■ Your objective: The data below should be restated word for word, with every picture omitted.

[Items from a data source]
——

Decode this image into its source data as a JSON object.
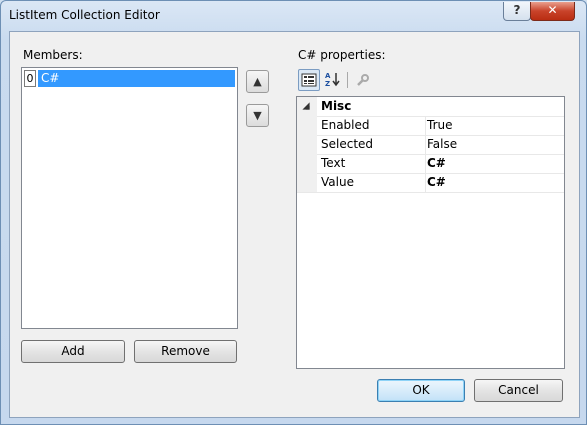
{
  "window": {
    "title": "ListItem Collection Editor",
    "help": "?",
    "close": "✕"
  },
  "members": {
    "label": "Members:",
    "items": [
      {
        "index": "0",
        "text": "C#"
      }
    ],
    "add_label": "Add",
    "remove_label": "Remove",
    "move_up": "▲",
    "move_down": "▼"
  },
  "properties": {
    "label": "C# properties:",
    "category": "Misc",
    "rows": [
      {
        "name": "Enabled",
        "value": "True",
        "bold": false
      },
      {
        "name": "Selected",
        "value": "False",
        "bold": false
      },
      {
        "name": "Text",
        "value": "C#",
        "bold": true
      },
      {
        "name": "Value",
        "value": "C#",
        "bold": true
      }
    ],
    "toolbar": {
      "categorized_icon": "categorized-icon",
      "alphabetical_icon": "alphabetical-icon",
      "property_pages_icon": "wrench-icon"
    }
  },
  "footer": {
    "ok_label": "OK",
    "cancel_label": "Cancel"
  }
}
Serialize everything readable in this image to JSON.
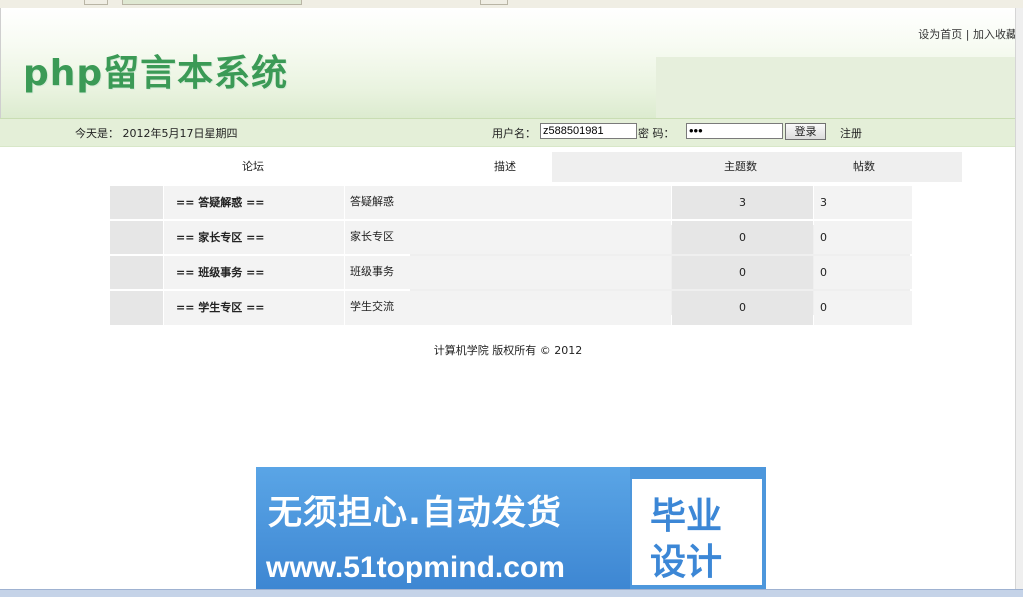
{
  "header": {
    "logo": "php留言本系统",
    "set_home": "设为首页",
    "separator": "|",
    "add_fav": "加入收藏"
  },
  "bar": {
    "date": "今天是：  2012年5月17日星期四",
    "username_label": "用户名：",
    "username_value": "z588501981",
    "password_label": "密  码：",
    "password_value": "•••",
    "login_button": "登录",
    "register_link": "注册"
  },
  "table": {
    "headers": [
      "论坛",
      "描述",
      "主题数",
      "帖数"
    ],
    "rows": [
      {
        "name": "== 答疑解惑 ==",
        "desc": "答疑解惑",
        "topics": "3",
        "posts": "3"
      },
      {
        "name": "== 家长专区 ==",
        "desc": "家长专区",
        "topics": "0",
        "posts": "0"
      },
      {
        "name": "== 班级事务 ==",
        "desc": "班级事务",
        "topics": "0",
        "posts": "0"
      },
      {
        "name": "== 学生专区 ==",
        "desc": "学生交流",
        "topics": "0",
        "posts": "0"
      }
    ]
  },
  "footer": "计算机学院 版权所有 © 2012",
  "banner": {
    "line1": "无须担心.自动发货",
    "line2": "www.51topmind.com",
    "right_line1": "毕业",
    "right_line2": "设计"
  }
}
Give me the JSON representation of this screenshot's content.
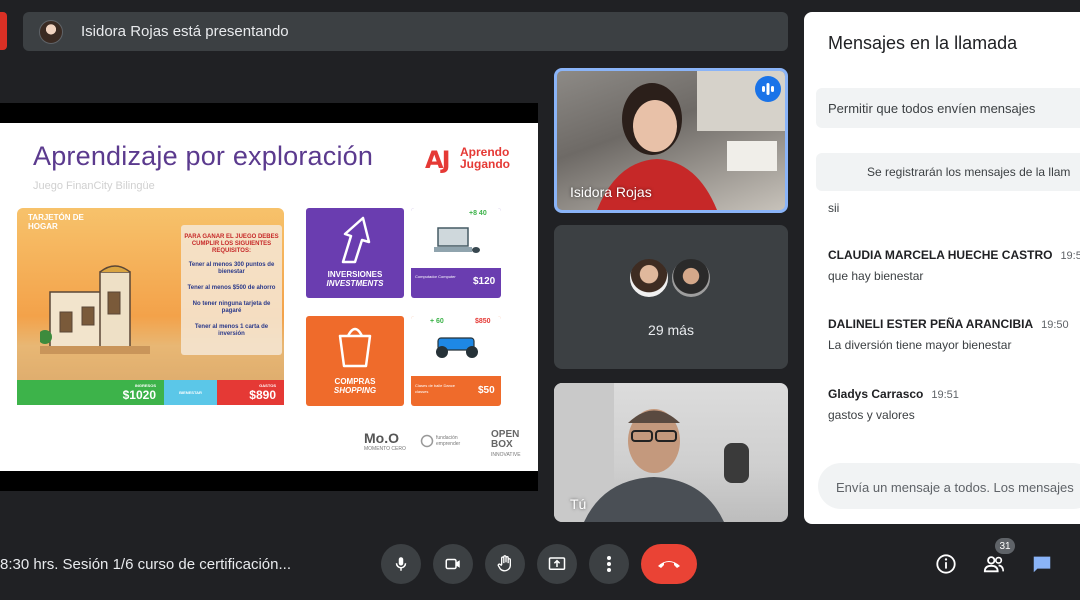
{
  "top_bar": {
    "presenting_text": "Isidora Rojas está presentando"
  },
  "slide": {
    "title": "Aprendizaje por exploración",
    "subtitle": "Juego FinanCity Bilingüe",
    "logo_mark": "AJ",
    "logo_line1": "Aprendo",
    "logo_line2": "Jugando",
    "home_card": {
      "label": "TARJETÓN DE HOGAR",
      "rules_heading": "PARA GANAR EL JUEGO DEBES CUMPLIR LOS SIGUIENTES REQUISITOS:",
      "rules": [
        "Tener al menos 300 puntos de bienestar",
        "Tener al menos $500 de ahorro",
        "No tener ninguna tarjeta de pagaré",
        "Tener al menos 1 carta de inversión"
      ],
      "bar": {
        "income_label": "INGRESOS",
        "income_value": "$1020",
        "wellbeing_label": "BIENESTAR",
        "expenses_label": "GASTOS",
        "expenses_value": "$890"
      }
    },
    "cards": {
      "investments_title": "INVERSIONES",
      "investments_sub": "INVESTMENTS",
      "computer_badge": "+8 40",
      "computer_name": "Computador Computer",
      "computer_price": "$120",
      "shopping_title": "COMPRAS",
      "shopping_sub": "SHOPPING",
      "dance_badge_green": "+ 60",
      "dance_badge_red": "$850",
      "dance_name": "Clases de baile Dance classes",
      "dance_price": "$50"
    },
    "sponsors": {
      "mo": "Mo.O",
      "mo_sub": "MOMENTO CERO",
      "fundacion": "fundación emprender",
      "openbox": "OPEN BOX",
      "openbox_sub": "INNOVATIVE"
    }
  },
  "tiles": {
    "presenter_name": "Isidora Rojas",
    "more_count": "29 más",
    "self_name": "Tú"
  },
  "chat": {
    "title": "Mensajes en la llamada",
    "toggle_label": "Permitir que todos envíen mensajes",
    "note": "Se registrarán los mensajes de la llam",
    "first_message": "sii",
    "messages": [
      {
        "sender": "CLAUDIA MARCELA HUECHE CASTRO",
        "time": "19:5",
        "text": "que hay bienestar"
      },
      {
        "sender": "DALINELI ESTER PEÑA ARANCIBIA",
        "time": "19:50",
        "text": "La diversión tiene mayor bienestar"
      },
      {
        "sender": "Gladys Carrasco",
        "time": "19:51",
        "text": "gastos y valores"
      }
    ],
    "input_placeholder": "Envía un mensaje a todos. Los mensajes"
  },
  "bottom_bar": {
    "meeting_title": "8:30 hrs. Sesión 1/6 curso de certificación...",
    "participants_count": "31"
  },
  "icons": {
    "mic": "mic-icon",
    "camera": "camera-icon",
    "hand": "raise-hand-icon",
    "present": "present-screen-icon",
    "more": "more-vert-icon",
    "end": "end-call-icon",
    "info": "info-icon",
    "people": "people-icon",
    "chat": "chat-icon"
  },
  "colors": {
    "accent": "#8ab4f8",
    "end_call": "#ea4335",
    "chat_icon": "#8ab4f8"
  }
}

——

■ Finished task:
Decode this image into its source data as a JSON object.
{
  "window": {
    "title": "ListItem Collection Editor",
    "help": "?",
    "close": "✕"
  },
  "members": {
    "label": "Members:",
    "items": [
      {
        "index": "0",
        "text": "C#"
      }
    ],
    "add_label": "Add",
    "remove_label": "Remove",
    "move_up": "▲",
    "move_down": "▼"
  },
  "properties": {
    "label": "C# properties:",
    "category": "Misc",
    "rows": [
      {
        "name": "Enabled",
        "value": "True",
        "bold": false
      },
      {
        "name": "Selected",
        "value": "False",
        "bold": false
      },
      {
        "name": "Text",
        "value": "C#",
        "bold": true
      },
      {
        "name": "Value",
        "value": "C#",
        "bold": true
      }
    ],
    "toolbar": {
      "categorized_icon": "categorized-icon",
      "alphabetical_icon": "alphabetical-icon",
      "property_pages_icon": "wrench-icon"
    }
  },
  "footer": {
    "ok_label": "OK",
    "cancel_label": "Cancel"
  }
}
Serialize everything readable in this image to JSON.
{
  "header": {
    "logo": "php留言本系统",
    "set_home": "设为首页",
    "separator": "|",
    "add_fav": "加入收藏"
  },
  "bar": {
    "date": "今天是：  2012年5月17日星期四",
    "username_label": "用户名：",
    "username_value": "z588501981",
    "password_label": "密  码：",
    "password_value": "•••",
    "login_button": "登录",
    "register_link": "注册"
  },
  "table": {
    "headers": [
      "论坛",
      "描述",
      "主题数",
      "帖数"
    ],
    "rows": [
      {
        "name": "== 答疑解惑 ==",
        "desc": "答疑解惑",
        "topics": "3",
        "posts": "3"
      },
      {
        "name": "== 家长专区 ==",
        "desc": "家长专区",
        "topics": "0",
        "posts": "0"
      },
      {
        "name": "== 班级事务 ==",
        "desc": "班级事务",
        "topics": "0",
        "posts": "0"
      },
      {
        "name": "== 学生专区 ==",
        "desc": "学生交流",
        "topics": "0",
        "posts": "0"
      }
    ]
  },
  "footer": "计算机学院 版权所有 © 2012",
  "banner": {
    "line1": "无须担心.自动发货",
    "line2": "www.51topmind.com",
    "right_line1": "毕业",
    "right_line2": "设计"
  }
}
Give me the JSON representation of this screenshot's content.
{
  "top_bar": {
    "presenting_text": "Isidora Rojas está presentando"
  },
  "slide": {
    "title": "Aprendizaje por exploración",
    "subtitle": "Juego FinanCity Bilingüe",
    "logo_mark": "AJ",
    "logo_line1": "Aprendo",
    "logo_line2": "Jugando",
    "home_card": {
      "label": "TARJETÓN DE HOGAR",
      "rules_heading": "PARA GANAR EL JUEGO DEBES CUMPLIR LOS SIGUIENTES REQUISITOS:",
      "rules": [
        "Tener al menos 300 puntos de bienestar",
        "Tener al menos $500 de ahorro",
        "No tener ninguna tarjeta de pagaré",
        "Tener al menos 1 carta de inversión"
      ],
      "bar": {
        "income_label": "INGRESOS",
        "income_value": "$1020",
        "wellbeing_label": "BIENESTAR",
        "expenses_label": "GASTOS",
        "expenses_value": "$890"
      }
    },
    "cards": {
      "investments_title": "INVERSIONES",
      "investments_sub": "INVESTMENTS",
      "computer_badge": "+8 40",
      "computer_name": "Computador Computer",
      "computer_price": "$120",
      "shopping_title": "COMPRAS",
      "shopping_sub": "SHOPPING",
      "dance_badge_green": "+ 60",
      "dance_badge_red": "$850",
      "dance_name": "Clases de baile Dance classes",
      "dance_price": "$50"
    },
    "sponsors": {
      "mo": "Mo.O",
      "mo_sub": "MOMENTO CERO",
      "fundacion": "fundación emprender",
      "openbox": "OPEN BOX",
      "openbox_sub": "INNOVATIVE"
    }
  },
  "tiles": {
    "presenter_name": "Isidora Rojas",
    "more_count": "29 más",
    "self_name": "Tú"
  },
  "chat": {
    "title": "Mensajes en la llamada",
    "toggle_label": "Permitir que todos envíen mensajes",
    "note": "Se registrarán los mensajes de la llam",
    "first_message": "sii",
    "messages": [
      {
        "sender": "CLAUDIA MARCELA HUECHE CASTRO",
        "time": "19:5",
        "text": "que hay bienestar"
      },
      {
        "sender": "DALINELI ESTER PEÑA ARANCIBIA",
        "time": "19:50",
        "text": "La diversión tiene mayor bienestar"
      },
      {
        "sender": "Gladys Carrasco",
        "time": "19:51",
        "text": "gastos y valores"
      }
    ],
    "input_placeholder": "Envía un mensaje a todos. Los mensajes"
  },
  "bottom_bar": {
    "meeting_title": "8:30 hrs. Sesión 1/6 curso de certificación...",
    "participants_count": "31"
  },
  "icons": {
    "mic": "mic-icon",
    "camera": "camera-icon",
    "hand": "raise-hand-icon",
    "present": "present-screen-icon",
    "more": "more-vert-icon",
    "end": "end-call-icon",
    "info": "info-icon",
    "people": "people-icon",
    "chat": "chat-icon"
  },
  "colors": {
    "accent": "#8ab4f8",
    "end_call": "#ea4335",
    "chat_icon": "#8ab4f8"
  }
}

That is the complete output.